### WRITTEN PROBLEM
Copy the listing verbatim, excluding any images found in it.

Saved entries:

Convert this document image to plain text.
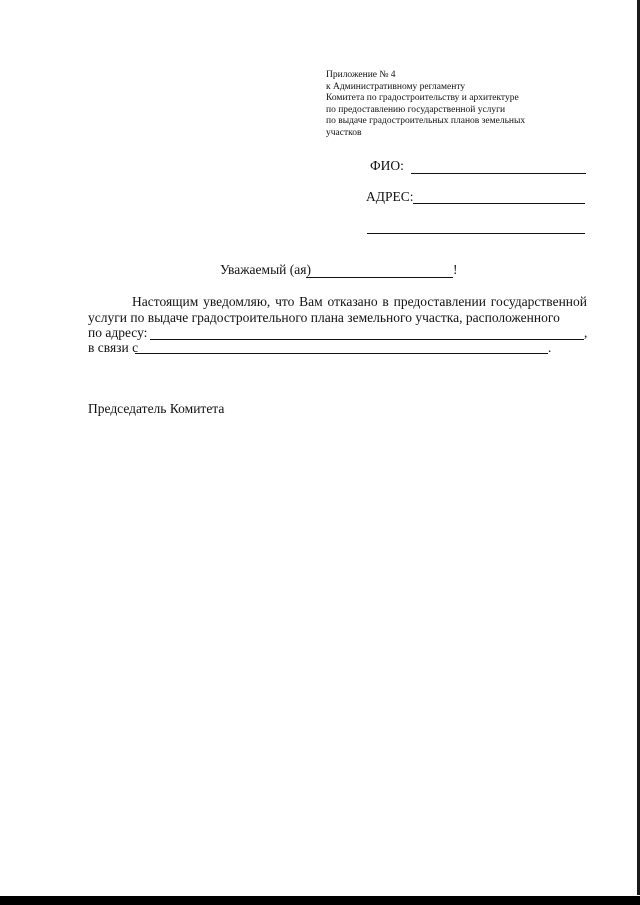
Приложение № 4
к Административному регламенту
Комитета по градостроительству и архитектуре
по предоставлению государственной услуги
по выдаче градостроительных планов земельных
участков
ФИО:
АДРЕС:
Уважаемый (ая)	!
Настоящим уведомляю, что Вам отказано в предоставлении государственной услуги по выдаче градостроительного плана земельного участка, расположенного
по адресу:	,
в связи с	.
Председатель Комитета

### RESULT OF THIS TASK
Convert this document image to plain text.
Приложение № 4
к Административному регламенту
Комитета по градостроительству и архитектуре
по предоставлению государственной услуги
по выдаче градостроительных планов земельных
участков
ФИО:
АДРЕС:
Уважаемый (ая)	!
Настоящим уведомляю, что Вам отказано в предоставлении государственной услуги по выдаче градостроительного плана земельного участка, расположенного
по адресу:	,
в связи с	.
Председатель Комитета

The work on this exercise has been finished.